Produce an exact transcription of the listing below, omitting the pictures.

★ ★ ★

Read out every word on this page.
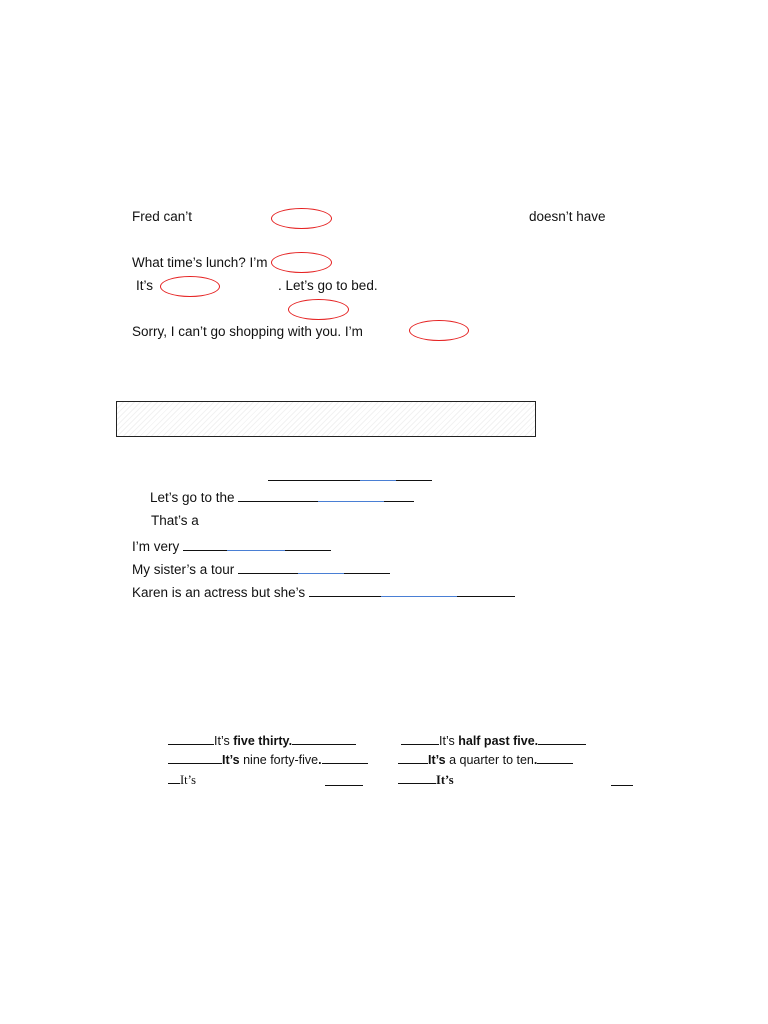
Fred can’t	doesn’t have
What time’s lunch? I’m
It’s	. Let’s go to bed.
Sorry, I can’t go shopping with you. I’m
Let’s go to the
That’s a
I’m very
My sister’s a tour
Karen is an actress but she’s
It’s five thirty.	It’s half past five.
It’s nine forty-five.	It’s a quarter to ten.
It’s	It’s
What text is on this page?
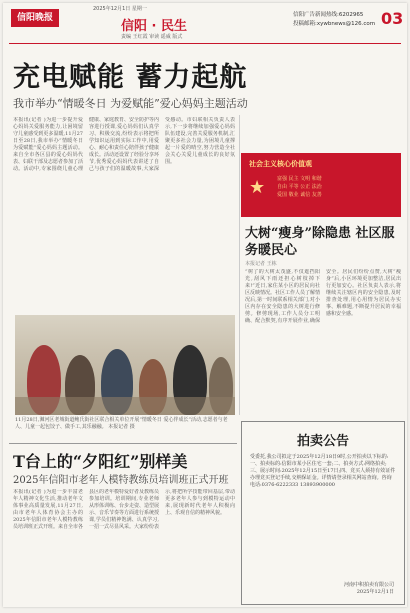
信阳晚报
2025年12月1日 星期一
信阳 · 民生
责编 王红霞 审读 遥威 版式
信阳广告新闻热线:6202965
投稿邮箱:xywbnews@126.com 03
充电赋能 蓄力起航
我市举办“情暖冬日 为爱赋能”爱心妈妈主题活动
本报讯(记者 )为进一步提升爱心妈妈关爱服务能力,让困境留守儿童感受到更多温暖,11月27日至28日,我市举办“情暖冬日 为爱赋能”爱心妈妈主题活动。来自全市各区县的爱心妈妈代表、妇联干部及志愿者参加了活动。活动中,专家围绕儿童心理健康、家庭教育、安全防护等内容进行授课,爱心妈妈们认真学习、积极交流,纷纷表示将把所学知识运用到实际工作中,用爱心、耐心和责任心陪伴孩子健康成长。活动还设置了经验分享环节,优秀爱心妈妈代表讲述了自己与孩子们的温暖故事,大家深受感动。市妇联相关负责人表示,下一步将继续加强爱心妈妈队伍建设,完善关爱服务机制,汇聚更多社会力量,为困境儿童撑起一片爱的晴空,努力营造全社会关心关爱儿童成长的良好氛围。	社会主义核心价值观
★ 富强 民主 文明 和谐
自由 平等 公正 法治
爱国 敬业 诚信 友善
大树“瘦身”除隐患 社区服务暖民心
本报记者 王栋
“树了的大树太茂盛,不仅遮挡阳光,刮风下雨还担心树枝掉下来!”近日,家住某小区的居民向社区反映情况。社区工作人员了解情况后,第一时间联系相关部门,对小区内存在安全隐患的大树进行修剪。修剪现场,工作人员分工明确、配合默契,有序开展作业,确保安全。居民们纷纷点赞,大树“瘦身”后,小区环境更加整洁,居民出行更加安心。社区负责人表示,将继续关注辖区内的安全隐患,及时排查处理,用心用情为居民办实事、解难题,不断提升居民的幸福感和安全感。
11月28日,浉河区老城街道鲍氏街社区联合相关单位开展“情暖冬日 爱心伴成长”活动,志愿者与老人、儿童一起包饺子、做手工,其乐融融。 本报记者 摄
T台上的“夕阳红”别样美
2025年信阳市老年人模特教练员培训班正式开班
本报讯(记者 )为进一步丰富老年人精神文化生活,推动老年文体事业高质量发展,11月27日,由市老年人体育协会主办的2025年信阳市老年人模特教练员培训班正式开班。来自全市各县区的老年模特爱好者及教练员参加培训。培训期间,专业老师从形体训练、台步走姿、造型展示、音乐节奏等方面进行系统授课,学员们精神饱满、认真学习,一招一式尽显风采。大家纷纷表示,将把所学技能带回基层,带动更多老年人参与到模特运动中来,展现新时代老年人积极向上、乐观自信的精神风貌。
拍卖公告
受委托,我公司拟定于2025年12月18日9时,公开拍卖以下标的:一、拍卖标的:信阳市某小区住宅一套;二、拍卖方式:网络拍卖;三、展示时间:2025年12月15日至17日;四、竞买人须持有效证件办理竞买登记手续,交纳保证金。详情请登录相关网站查询。咨询电话:0376-6222333 13893900000
河南中积拍卖有限公司
2025年12月1日
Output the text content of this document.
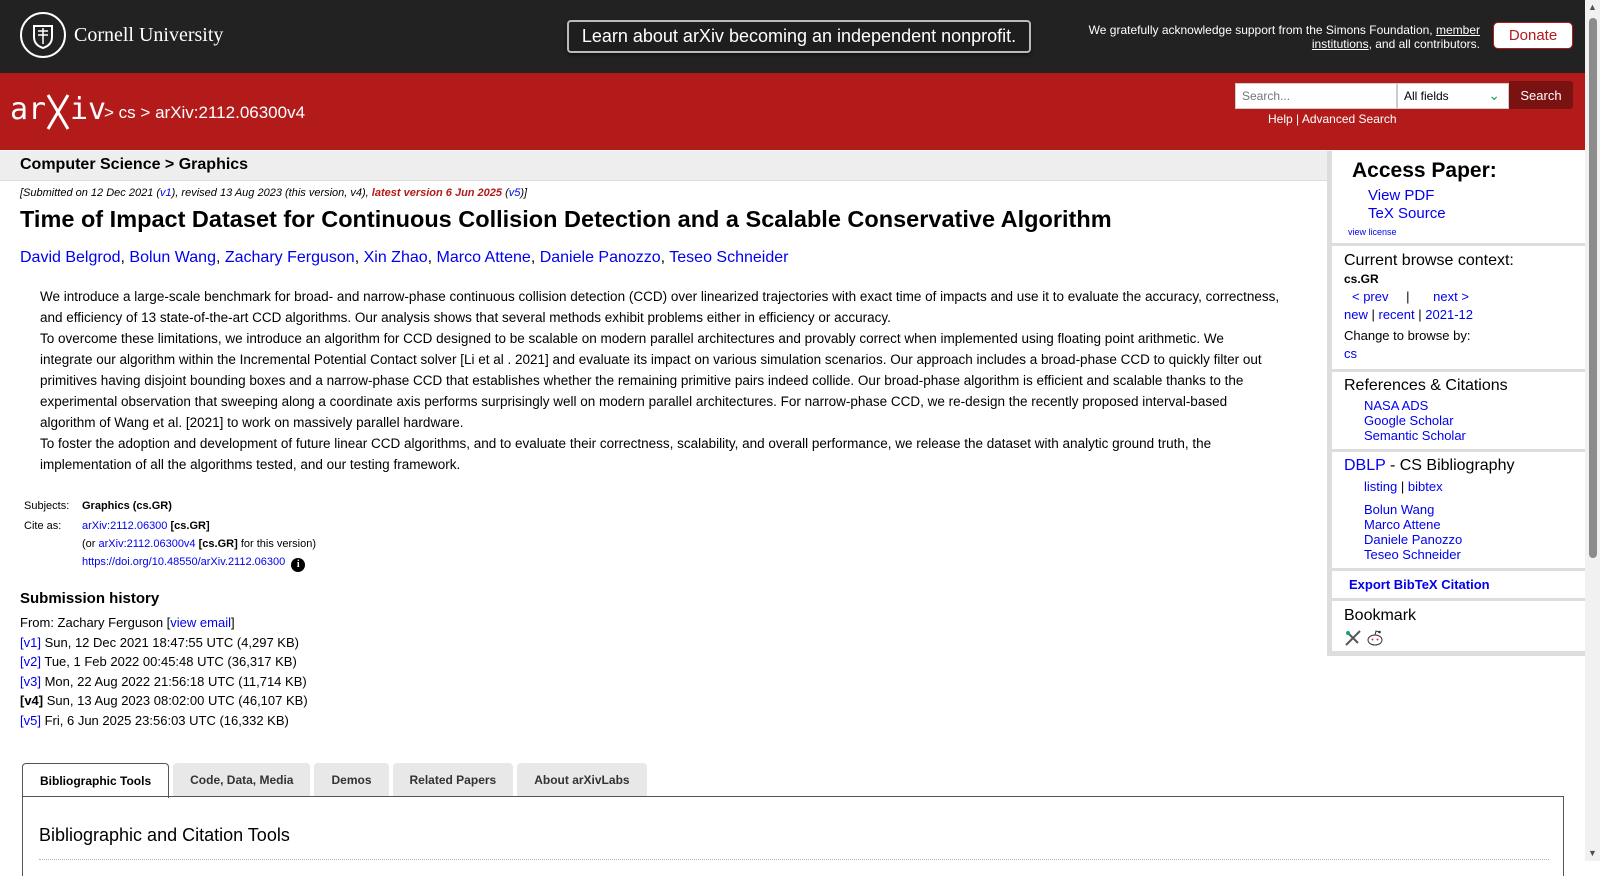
Cornell University	Learn about arXiv becoming an independent nonprofit.	We gratefully acknowledge support from the Simons Foundation, member institutions, and all contributors.	Donate
ar iv
> cs > arXiv:2112.06300v4
Search...
All fields	⌄	Search
Help | Advanced Search
Computer Science > Graphics
[Submitted on 12 Dec 2021 (v1), revised 13 Aug 2023 (this version, v4), latest version 6 Jun 2025 (v5)]
Time of Impact Dataset for Continuous Collision Detection and a Scalable Conservative Algorithm
David Belgrod, Bolun Wang, Zachary Ferguson, Xin Zhao, Marco Attene, Daniele Panozzo, Teseo Schneider

We introduce a large-scale benchmark for broad- and narrow-phase continuous collision detection (CCD) over linearized trajectories with exact time of impacts and use it to evaluate the accuracy, correctness, and efficiency of 13 state-of-the-art CCD algorithms. Our analysis shows that several methods exhibit problems either in efficiency or accuracy.

To overcome these limitations, we introduce an algorithm for CCD designed to be scalable on modern parallel architectures and provably correct when implemented using floating point arithmetic. We integrate our algorithm within the Incremental Potential Contact solver [Li et al . 2021] and evaluate its impact on various simulation scenarios. Our approach includes a broad-phase CCD to quickly filter out primitives having disjoint bounding boxes and a narrow-phase CCD that establishes whether the remaining primitive pairs indeed collide. Our broad-phase algorithm is efficient and scalable thanks to the experimental observation that sweeping along a coordinate axis performs surprisingly well on modern parallel architectures. For narrow-phase CCD, we re-design the recently proposed interval-based algorithm of Wang et al. [2021] to work on massively parallel hardware.

To foster the adoption and development of future linear CCD algorithms, and to evaluate their correctness, scalability, and overall performance, we release the dataset with analytic ground truth, the implementation of all the algorithms tested, and our testing framework.

Subjects:	Graphics (cs.GR)
Cite as:	arXiv:2112.06300 [cs.GR]
(or arXiv:2112.06300v4 [cs.GR] for this version)
https://doi.org/10.48550/arXiv.2112.06300 i
Submission history
From: Zachary Ferguson [view email]
[v1] Sun, 12 Dec 2021 18:47:55 UTC (4,297 KB)
[v2] Tue, 1 Feb 2022 00:45:48 UTC (36,317 KB)
[v3] Mon, 22 Aug 2022 21:56:18 UTC (11,714 KB)
[v4] Sun, 13 Aug 2023 08:02:00 UTC (46,107 KB)
[v5] Fri, 6 Jun 2025 23:56:03 UTC (16,332 KB)
Bibliographic Tools	Code, Data, Media	Demos	Related Papers	About arXivLabs
Bibliographic and Citation Tools
Access Paper:
View PDF
TeX Source
view license
Current browse context:
cs.GR
< prev | next >
new | recent | 2021-12
Change to browse by:
cs
References & Citations
NASA ADS
Google Scholar
Semantic Scholar
DBLP - CS Bibliography
listing | bibtex
Bolun Wang
Marco Attene
Daniele Panozzo
Teseo Schneider
Export BibTeX Citation
Bookmark
▲
▼
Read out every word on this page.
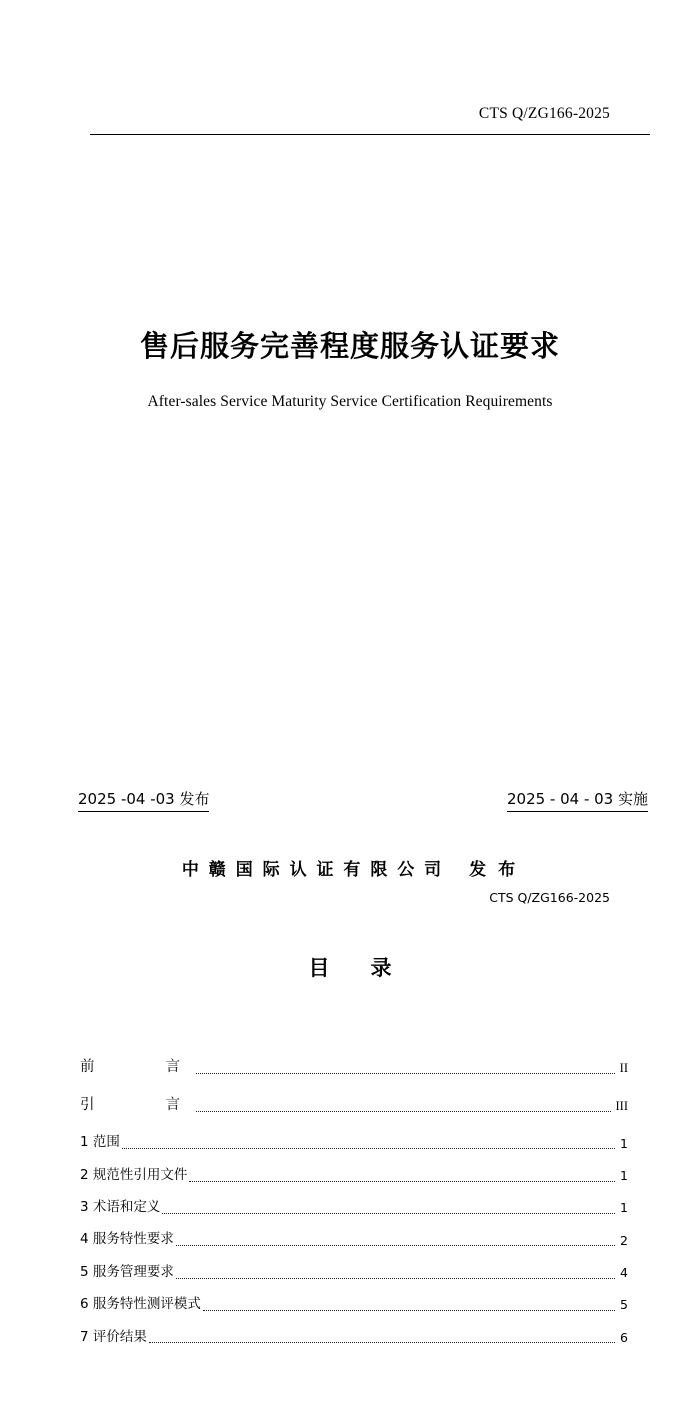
CTS Q/ZG166-2025
售后服务完善程度服务认证要求
After-sales Service Maturity Service Certification Requirements
2025 -04 -03 发布	2025 - 04 - 03 实施
中 赣 国 际 认 证 有 限 公 司 发 布
CTS Q/ZG166-2025
目　录
前　　言	II
引　　言	III
1 范围	1
2 规范性引用文件	1
3 术语和定义	1
4 服务特性要求	2
5 服务管理要求	4
6 服务特性测评模式	5
7 评价结果	6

★ ★ ★

▶ [Response to this task]:
Read out every word on this page.
Fred can’t	doesn’t have
What time’s lunch? I’m
It’s	. Let’s go to bed.
Sorry, I can’t go shopping with you. I’m
Let’s go to the
That’s a
I’m very
My sister’s a tour
Karen is an actress but she’s
It’s five thirty.	It’s half past five.
It’s nine forty-five.	It’s a quarter to ten.
It’s	It’s
What text is on this page?
信阳晚报
2025年12月1日 星期一
信阳 · 民生
责编 王红霞 审读 遥威 版式
信阳广告新闻热线:6202965
投稿邮箱:xywbnews@126.com 03
充电赋能 蓄力起航
我市举办“情暖冬日 为爱赋能”爱心妈妈主题活动
本报讯(记者 )为进一步提升爱心妈妈关爱服务能力,让困境留守儿童感受到更多温暖,11月27日至28日,我市举办“情暖冬日 为爱赋能”爱心妈妈主题活动。来自全市各区县的爱心妈妈代表、妇联干部及志愿者参加了活动。活动中,专家围绕儿童心理健康、家庭教育、安全防护等内容进行授课,爱心妈妈们认真学习、积极交流,纷纷表示将把所学知识运用到实际工作中,用爱心、耐心和责任心陪伴孩子健康成长。活动还设置了经验分享环节,优秀爱心妈妈代表讲述了自己与孩子们的温暖故事,大家深受感动。市妇联相关负责人表示,下一步将继续加强爱心妈妈队伍建设,完善关爱服务机制,汇聚更多社会力量,为困境儿童撑起一片爱的晴空,努力营造全社会关心关爱儿童成长的良好氛围。	社会主义核心价值观
★ 富强 民主 文明 和谐
自由 平等 公正 法治
爱国 敬业 诚信 友善
大树“瘦身”除隐患 社区服务暖民心
本报记者 王栋
“树了的大树太茂盛,不仅遮挡阳光,刮风下雨还担心树枝掉下来!”近日,家住某小区的居民向社区反映情况。社区工作人员了解情况后,第一时间联系相关部门,对小区内存在安全隐患的大树进行修剪。修剪现场,工作人员分工明确、配合默契,有序开展作业,确保安全。居民们纷纷点赞,大树“瘦身”后,小区环境更加整洁,居民出行更加安心。社区负责人表示,将继续关注辖区内的安全隐患,及时排查处理,用心用情为居民办实事、解难题,不断提升居民的幸福感和安全感。
11月28日,浉河区老城街道鲍氏街社区联合相关单位开展“情暖冬日 爱心伴成长”活动,志愿者与老人、儿童一起包饺子、做手工,其乐融融。 本报记者 摄
T台上的“夕阳红”别样美
2025年信阳市老年人模特教练员培训班正式开班
本报讯(记者 )为进一步丰富老年人精神文化生活,推动老年文体事业高质量发展,11月27日,由市老年人体育协会主办的2025年信阳市老年人模特教练员培训班正式开班。来自全市各县区的老年模特爱好者及教练员参加培训。培训期间,专业老师从形体训练、台步走姿、造型展示、音乐节奏等方面进行系统授课,学员们精神饱满、认真学习,一招一式尽显风采。大家纷纷表示,将把所学技能带回基层,带动更多老年人参与到模特运动中来,展现新时代老年人积极向上、乐观自信的精神风貌。
拍卖公告
受委托,我公司拟定于2025年12月18日9时,公开拍卖以下标的:一、拍卖标的:信阳市某小区住宅一套;二、拍卖方式:网络拍卖;三、展示时间:2025年12月15日至17日;四、竞买人须持有效证件办理竞买登记手续,交纳保证金。详情请登录相关网站查询。咨询电话:0376-6222333 13893900000
河南中积拍卖有限公司
2025年12月1日
Output the text content of this document.
Cornell University	Learn about arXiv becoming an independent nonprofit.	We gratefully acknowledge support from the Simons Foundation, member institutions, and all contributors.	Donate
ar iv
> cs > arXiv:2112.06300v4
Search...
All fields	⌄	Search
Help | Advanced Search
Computer Science > Graphics
[Submitted on 12 Dec 2021 (v1), revised 13 Aug 2023 (this version, v4), latest version 6 Jun 2025 (v5)]
Time of Impact Dataset for Continuous Collision Detection and a Scalable Conservative Algorithm
David Belgrod, Bolun Wang, Zachary Ferguson, Xin Zhao, Marco Attene, Daniele Panozzo, Teseo Schneider

We introduce a large-scale benchmark for broad- and narrow-phase continuous collision detection (CCD) over linearized trajectories with exact time of impacts and use it to evaluate the accuracy, correctness, and efficiency of 13 state-of-the-art CCD algorithms. Our analysis shows that several methods exhibit problems either in efficiency or accuracy.

To overcome these limitations, we introduce an algorithm for CCD designed to be scalable on modern parallel architectures and provably correct when implemented using floating point arithmetic. We integrate our algorithm within the Incremental Potential Contact solver [Li et al . 2021] and evaluate its impact on various simulation scenarios. Our approach includes a broad-phase CCD to quickly filter out primitives having disjoint bounding boxes and a narrow-phase CCD that establishes whether the remaining primitive pairs indeed collide. Our broad-phase algorithm is efficient and scalable thanks to the experimental observation that sweeping along a coordinate axis performs surprisingly well on modern parallel architectures. For narrow-phase CCD, we re-design the recently proposed interval-based algorithm of Wang et al. [2021] to work on massively parallel hardware.

To foster the adoption and development of future linear CCD algorithms, and to evaluate their correctness, scalability, and overall performance, we release the dataset with analytic ground truth, the implementation of all the algorithms tested, and our testing framework.

Subjects:	Graphics (cs.GR)
Cite as:	arXiv:2112.06300 [cs.GR]
(or arXiv:2112.06300v4 [cs.GR] for this version)
https://doi.org/10.48550/arXiv.2112.06300 i
Submission history
From: Zachary Ferguson [view email]
[v1] Sun, 12 Dec 2021 18:47:55 UTC (4,297 KB)
[v2] Tue, 1 Feb 2022 00:45:48 UTC (36,317 KB)
[v3] Mon, 22 Aug 2022 21:56:18 UTC (11,714 KB)
[v4] Sun, 13 Aug 2023 08:02:00 UTC (46,107 KB)
[v5] Fri, 6 Jun 2025 23:56:03 UTC (16,332 KB)
Bibliographic Tools	Code, Data, Media	Demos	Related Papers	About arXivLabs
Bibliographic and Citation Tools
Access Paper:
View PDF
TeX Source
view license
Current browse context:
cs.GR
< prev | next >
new | recent | 2021-12
Change to browse by:
cs
References & Citations
NASA ADS
Google Scholar
Semantic Scholar
DBLP - CS Bibliography
listing | bibtex
Bolun Wang
Marco Attene
Daniele Panozzo
Teseo Schneider
Export BibTeX Citation
Bookmark
▲
▼
Read out every word on this page.
CTS Q/ZG166-2025
售后服务完善程度服务认证要求
After-sales Service Maturity Service Certification Requirements
2025 -04 -03 发布	2025 - 04 - 03 实施
中 赣 国 际 认 证 有 限 公 司 发 布
CTS Q/ZG166-2025
目　录
前　　言	II
引　　言	III
1 范围	1
2 规范性引用文件	1
3 术语和定义	1
4 服务特性要求	2
5 服务管理要求	4
6 服务特性测评模式	5
7 评价结果	6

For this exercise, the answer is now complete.